— begin Input —

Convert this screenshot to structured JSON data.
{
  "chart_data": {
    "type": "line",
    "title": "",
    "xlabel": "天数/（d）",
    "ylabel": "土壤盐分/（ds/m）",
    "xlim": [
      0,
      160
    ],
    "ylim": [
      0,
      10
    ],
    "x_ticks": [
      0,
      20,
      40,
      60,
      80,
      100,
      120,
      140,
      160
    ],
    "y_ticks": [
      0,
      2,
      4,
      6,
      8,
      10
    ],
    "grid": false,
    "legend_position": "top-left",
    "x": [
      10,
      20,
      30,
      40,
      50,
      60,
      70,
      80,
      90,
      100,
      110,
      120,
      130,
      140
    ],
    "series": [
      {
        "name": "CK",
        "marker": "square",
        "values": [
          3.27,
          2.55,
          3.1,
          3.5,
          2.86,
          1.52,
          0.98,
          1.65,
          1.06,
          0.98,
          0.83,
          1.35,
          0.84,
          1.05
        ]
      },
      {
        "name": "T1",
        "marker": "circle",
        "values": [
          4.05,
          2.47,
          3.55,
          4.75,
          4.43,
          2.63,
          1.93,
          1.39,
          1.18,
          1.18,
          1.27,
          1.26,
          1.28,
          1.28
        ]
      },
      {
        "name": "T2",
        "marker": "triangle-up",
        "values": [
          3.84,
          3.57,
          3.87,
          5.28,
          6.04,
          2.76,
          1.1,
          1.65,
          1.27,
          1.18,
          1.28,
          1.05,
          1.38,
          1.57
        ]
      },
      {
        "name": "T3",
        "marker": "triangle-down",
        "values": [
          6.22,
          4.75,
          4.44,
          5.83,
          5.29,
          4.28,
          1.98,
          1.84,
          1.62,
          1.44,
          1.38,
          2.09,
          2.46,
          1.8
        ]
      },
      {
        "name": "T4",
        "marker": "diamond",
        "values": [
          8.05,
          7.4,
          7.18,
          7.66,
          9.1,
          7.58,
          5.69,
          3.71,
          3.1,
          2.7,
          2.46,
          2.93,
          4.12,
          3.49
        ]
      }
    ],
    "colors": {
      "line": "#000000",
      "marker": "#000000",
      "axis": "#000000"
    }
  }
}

— end Input —

- **The exercise**: How many of the lines above include the string "marker"? Answer with the number only.

- **Result**: 6